Copy every line in which the string "username" occurs.

....

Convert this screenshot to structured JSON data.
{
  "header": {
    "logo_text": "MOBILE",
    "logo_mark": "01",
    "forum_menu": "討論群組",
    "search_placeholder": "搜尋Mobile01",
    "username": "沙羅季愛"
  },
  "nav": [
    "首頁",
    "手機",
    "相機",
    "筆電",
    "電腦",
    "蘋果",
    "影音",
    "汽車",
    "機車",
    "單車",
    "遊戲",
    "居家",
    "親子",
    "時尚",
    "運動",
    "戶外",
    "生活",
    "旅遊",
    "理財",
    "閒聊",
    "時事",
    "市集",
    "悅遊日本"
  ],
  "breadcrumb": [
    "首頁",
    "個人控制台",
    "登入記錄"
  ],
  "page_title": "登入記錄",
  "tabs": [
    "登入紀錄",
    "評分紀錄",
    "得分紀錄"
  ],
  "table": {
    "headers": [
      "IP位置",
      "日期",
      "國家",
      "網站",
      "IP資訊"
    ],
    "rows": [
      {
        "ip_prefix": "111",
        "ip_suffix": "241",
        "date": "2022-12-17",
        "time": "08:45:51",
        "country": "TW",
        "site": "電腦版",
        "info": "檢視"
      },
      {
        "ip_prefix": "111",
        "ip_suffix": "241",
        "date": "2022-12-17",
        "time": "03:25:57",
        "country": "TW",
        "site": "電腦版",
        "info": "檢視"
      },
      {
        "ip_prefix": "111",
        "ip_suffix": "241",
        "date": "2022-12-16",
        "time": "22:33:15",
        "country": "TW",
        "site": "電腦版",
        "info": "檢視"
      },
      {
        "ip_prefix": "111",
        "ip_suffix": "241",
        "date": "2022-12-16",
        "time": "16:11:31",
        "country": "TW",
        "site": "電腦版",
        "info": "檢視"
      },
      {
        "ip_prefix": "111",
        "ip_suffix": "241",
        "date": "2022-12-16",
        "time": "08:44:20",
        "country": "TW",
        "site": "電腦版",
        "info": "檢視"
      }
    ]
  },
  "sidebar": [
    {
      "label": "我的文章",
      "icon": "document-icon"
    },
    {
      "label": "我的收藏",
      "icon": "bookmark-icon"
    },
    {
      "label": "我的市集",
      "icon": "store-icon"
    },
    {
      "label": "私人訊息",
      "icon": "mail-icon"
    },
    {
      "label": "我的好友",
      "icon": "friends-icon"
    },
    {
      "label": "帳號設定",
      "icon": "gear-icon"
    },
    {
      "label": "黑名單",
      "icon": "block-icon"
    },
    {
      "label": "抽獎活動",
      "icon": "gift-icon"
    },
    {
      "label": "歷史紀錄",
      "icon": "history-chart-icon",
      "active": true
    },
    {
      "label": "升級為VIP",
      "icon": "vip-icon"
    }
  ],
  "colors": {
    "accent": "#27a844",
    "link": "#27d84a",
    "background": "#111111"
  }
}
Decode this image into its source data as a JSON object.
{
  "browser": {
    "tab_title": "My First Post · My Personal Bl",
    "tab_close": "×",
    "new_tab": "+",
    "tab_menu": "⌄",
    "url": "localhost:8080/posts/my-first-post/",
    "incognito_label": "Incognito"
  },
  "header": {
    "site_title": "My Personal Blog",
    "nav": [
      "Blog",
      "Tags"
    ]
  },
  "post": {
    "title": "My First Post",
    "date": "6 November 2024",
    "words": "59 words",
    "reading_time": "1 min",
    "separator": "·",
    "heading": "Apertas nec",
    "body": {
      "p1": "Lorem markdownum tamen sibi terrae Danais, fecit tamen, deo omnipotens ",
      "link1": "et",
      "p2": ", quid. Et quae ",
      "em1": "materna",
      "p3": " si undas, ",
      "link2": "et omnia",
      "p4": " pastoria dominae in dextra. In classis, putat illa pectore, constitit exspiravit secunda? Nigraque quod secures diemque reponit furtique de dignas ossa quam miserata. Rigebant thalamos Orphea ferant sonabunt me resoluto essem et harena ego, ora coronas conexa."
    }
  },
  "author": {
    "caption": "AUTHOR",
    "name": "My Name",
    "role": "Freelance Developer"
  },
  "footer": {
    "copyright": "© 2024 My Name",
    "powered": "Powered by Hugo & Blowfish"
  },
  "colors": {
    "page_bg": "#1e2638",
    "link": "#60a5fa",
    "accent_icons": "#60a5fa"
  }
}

....

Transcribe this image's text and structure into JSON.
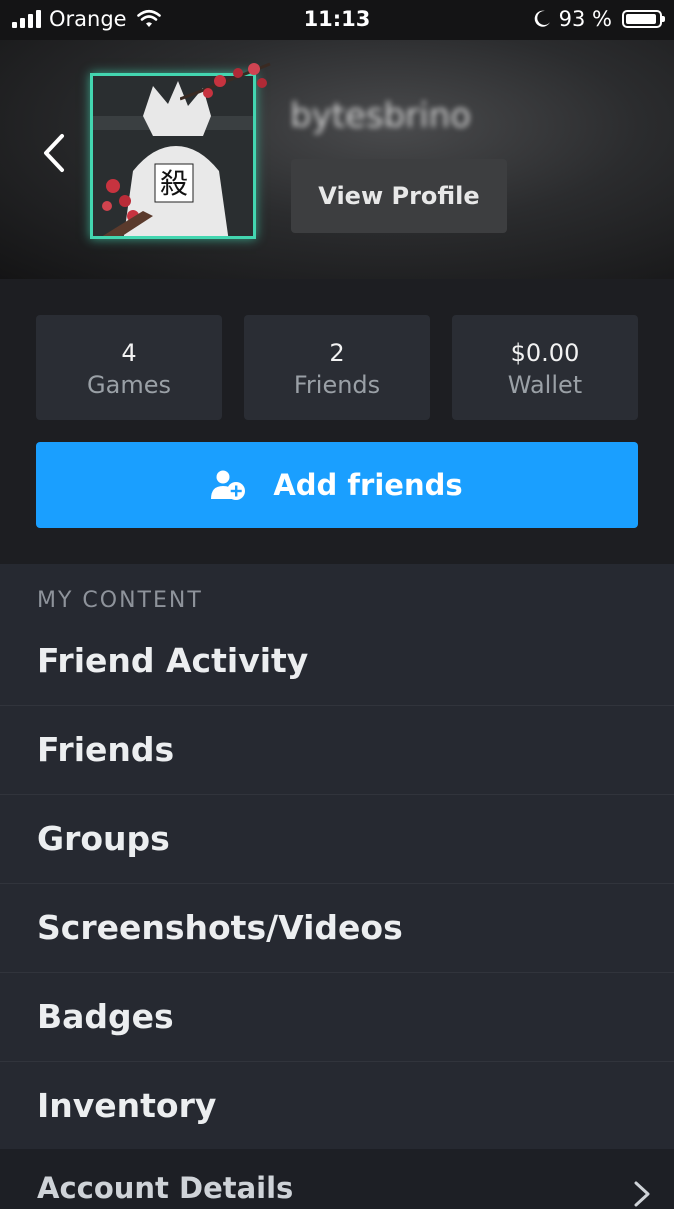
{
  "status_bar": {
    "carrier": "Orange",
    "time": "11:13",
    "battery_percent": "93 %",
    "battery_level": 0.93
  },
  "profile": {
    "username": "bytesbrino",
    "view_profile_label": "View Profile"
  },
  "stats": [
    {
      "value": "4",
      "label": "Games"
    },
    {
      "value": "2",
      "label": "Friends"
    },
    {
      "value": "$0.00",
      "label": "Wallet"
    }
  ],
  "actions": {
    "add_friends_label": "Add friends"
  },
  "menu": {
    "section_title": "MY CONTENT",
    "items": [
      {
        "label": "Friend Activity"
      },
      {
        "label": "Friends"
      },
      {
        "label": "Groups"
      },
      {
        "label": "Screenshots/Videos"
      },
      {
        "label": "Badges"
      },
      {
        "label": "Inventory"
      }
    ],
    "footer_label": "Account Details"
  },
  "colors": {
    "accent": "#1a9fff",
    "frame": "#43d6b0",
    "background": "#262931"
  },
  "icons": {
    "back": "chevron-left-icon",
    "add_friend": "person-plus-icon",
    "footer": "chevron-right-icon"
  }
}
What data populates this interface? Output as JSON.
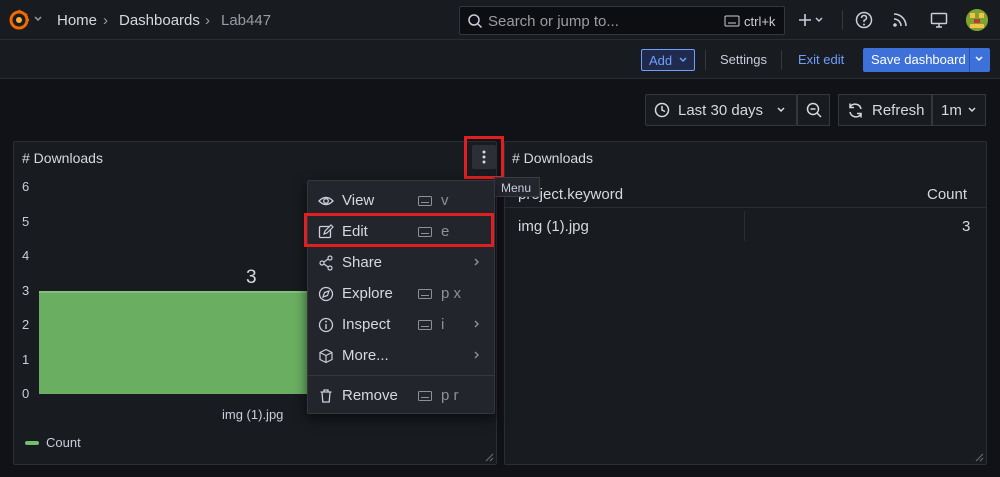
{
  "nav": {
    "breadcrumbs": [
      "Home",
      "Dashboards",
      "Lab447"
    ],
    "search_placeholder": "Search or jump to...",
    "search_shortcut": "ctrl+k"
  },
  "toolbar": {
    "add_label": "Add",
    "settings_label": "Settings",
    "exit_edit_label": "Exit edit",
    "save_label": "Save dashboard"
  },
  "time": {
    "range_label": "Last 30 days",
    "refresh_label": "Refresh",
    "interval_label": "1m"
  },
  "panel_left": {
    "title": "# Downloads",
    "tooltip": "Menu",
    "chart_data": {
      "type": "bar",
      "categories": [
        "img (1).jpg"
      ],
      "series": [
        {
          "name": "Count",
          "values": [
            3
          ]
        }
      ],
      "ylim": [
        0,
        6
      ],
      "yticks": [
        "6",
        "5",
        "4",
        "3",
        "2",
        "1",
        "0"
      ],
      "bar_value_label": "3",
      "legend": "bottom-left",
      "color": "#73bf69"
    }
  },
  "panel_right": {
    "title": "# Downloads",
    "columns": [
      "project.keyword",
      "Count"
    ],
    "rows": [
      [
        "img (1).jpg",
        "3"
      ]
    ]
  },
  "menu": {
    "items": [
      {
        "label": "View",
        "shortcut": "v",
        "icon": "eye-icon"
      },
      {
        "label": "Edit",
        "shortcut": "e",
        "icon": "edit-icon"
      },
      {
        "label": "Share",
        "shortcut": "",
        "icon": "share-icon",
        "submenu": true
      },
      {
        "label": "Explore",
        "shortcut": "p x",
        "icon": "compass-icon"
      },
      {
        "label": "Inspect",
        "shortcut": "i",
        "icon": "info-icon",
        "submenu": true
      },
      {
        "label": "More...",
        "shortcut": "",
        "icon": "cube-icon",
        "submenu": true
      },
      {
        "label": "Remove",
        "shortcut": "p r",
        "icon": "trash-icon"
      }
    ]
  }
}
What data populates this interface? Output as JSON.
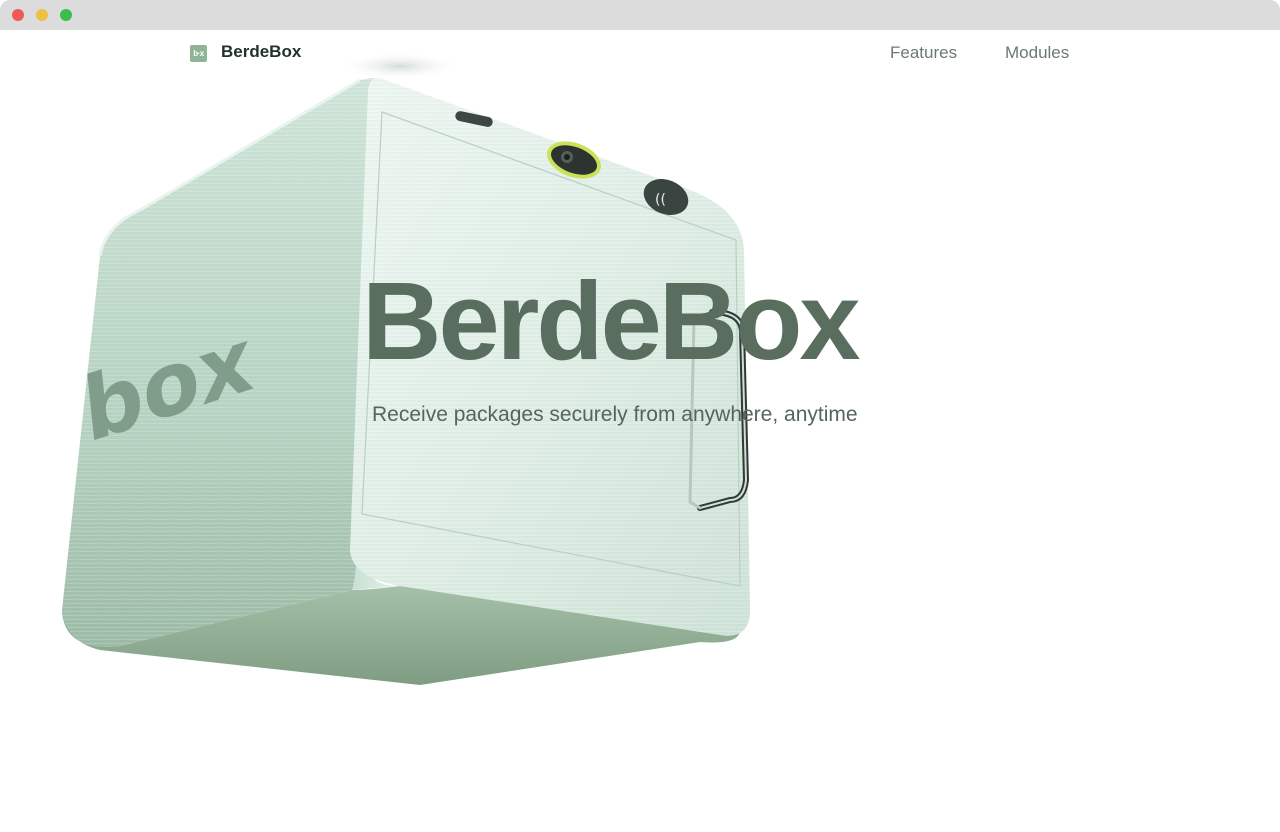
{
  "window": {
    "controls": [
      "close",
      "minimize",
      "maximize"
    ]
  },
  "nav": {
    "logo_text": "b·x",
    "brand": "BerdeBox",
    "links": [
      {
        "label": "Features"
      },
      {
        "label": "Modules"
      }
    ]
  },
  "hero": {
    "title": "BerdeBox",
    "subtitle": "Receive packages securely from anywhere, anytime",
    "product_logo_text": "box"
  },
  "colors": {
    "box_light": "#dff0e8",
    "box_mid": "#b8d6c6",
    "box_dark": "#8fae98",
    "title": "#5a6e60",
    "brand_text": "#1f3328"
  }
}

....

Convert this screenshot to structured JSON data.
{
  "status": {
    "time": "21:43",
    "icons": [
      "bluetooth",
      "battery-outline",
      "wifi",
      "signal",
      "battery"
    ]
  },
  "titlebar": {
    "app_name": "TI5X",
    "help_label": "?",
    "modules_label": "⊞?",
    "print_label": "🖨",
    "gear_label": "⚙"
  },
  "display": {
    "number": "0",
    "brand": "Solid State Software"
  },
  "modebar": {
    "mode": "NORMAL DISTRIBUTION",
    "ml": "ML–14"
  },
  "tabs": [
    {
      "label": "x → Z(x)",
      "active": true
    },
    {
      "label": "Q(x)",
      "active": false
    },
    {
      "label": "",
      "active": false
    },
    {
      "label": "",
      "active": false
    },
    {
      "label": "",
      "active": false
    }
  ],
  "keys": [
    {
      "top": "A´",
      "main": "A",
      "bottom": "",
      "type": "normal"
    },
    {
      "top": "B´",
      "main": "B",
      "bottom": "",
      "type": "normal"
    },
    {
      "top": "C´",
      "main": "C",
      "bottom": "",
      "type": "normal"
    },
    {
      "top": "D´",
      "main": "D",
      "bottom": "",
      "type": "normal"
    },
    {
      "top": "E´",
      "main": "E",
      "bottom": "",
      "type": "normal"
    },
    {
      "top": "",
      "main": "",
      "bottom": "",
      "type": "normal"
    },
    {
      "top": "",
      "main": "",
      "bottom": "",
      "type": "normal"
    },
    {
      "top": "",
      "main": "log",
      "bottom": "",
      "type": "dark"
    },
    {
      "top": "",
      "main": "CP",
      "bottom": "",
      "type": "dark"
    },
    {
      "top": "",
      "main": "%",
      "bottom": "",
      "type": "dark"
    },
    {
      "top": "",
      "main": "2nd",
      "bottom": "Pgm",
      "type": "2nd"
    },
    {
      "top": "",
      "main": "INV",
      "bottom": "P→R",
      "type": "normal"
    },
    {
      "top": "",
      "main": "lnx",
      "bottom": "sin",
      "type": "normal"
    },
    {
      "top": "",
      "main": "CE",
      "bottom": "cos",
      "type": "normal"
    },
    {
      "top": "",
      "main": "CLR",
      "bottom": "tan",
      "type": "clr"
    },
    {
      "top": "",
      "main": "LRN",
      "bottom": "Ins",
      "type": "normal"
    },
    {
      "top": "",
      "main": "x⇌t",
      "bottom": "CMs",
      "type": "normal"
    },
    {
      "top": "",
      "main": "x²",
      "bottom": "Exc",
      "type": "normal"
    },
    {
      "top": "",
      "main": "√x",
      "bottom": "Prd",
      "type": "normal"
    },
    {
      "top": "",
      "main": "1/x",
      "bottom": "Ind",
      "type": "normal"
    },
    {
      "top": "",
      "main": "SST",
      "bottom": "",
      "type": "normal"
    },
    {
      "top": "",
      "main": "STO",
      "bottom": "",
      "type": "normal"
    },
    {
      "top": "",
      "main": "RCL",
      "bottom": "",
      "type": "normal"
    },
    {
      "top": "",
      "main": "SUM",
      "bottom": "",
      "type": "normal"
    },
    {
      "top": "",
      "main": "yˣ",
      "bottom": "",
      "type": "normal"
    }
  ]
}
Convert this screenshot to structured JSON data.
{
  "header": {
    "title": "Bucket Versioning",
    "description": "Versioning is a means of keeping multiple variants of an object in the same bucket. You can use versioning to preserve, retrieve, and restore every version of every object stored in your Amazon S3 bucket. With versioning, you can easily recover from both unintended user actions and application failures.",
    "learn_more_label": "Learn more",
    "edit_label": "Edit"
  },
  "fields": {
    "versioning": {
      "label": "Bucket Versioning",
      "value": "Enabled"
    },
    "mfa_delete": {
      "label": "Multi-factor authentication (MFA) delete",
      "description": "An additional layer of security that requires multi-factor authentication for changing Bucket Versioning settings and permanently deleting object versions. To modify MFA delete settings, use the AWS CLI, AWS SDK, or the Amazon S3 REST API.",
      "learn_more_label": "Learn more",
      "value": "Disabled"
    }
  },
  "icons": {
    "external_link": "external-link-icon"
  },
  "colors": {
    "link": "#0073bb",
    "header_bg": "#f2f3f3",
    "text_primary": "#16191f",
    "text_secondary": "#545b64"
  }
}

....

* [SOLUTION]
    "username": "沙羅季愛"
    "username": "bytesbrino",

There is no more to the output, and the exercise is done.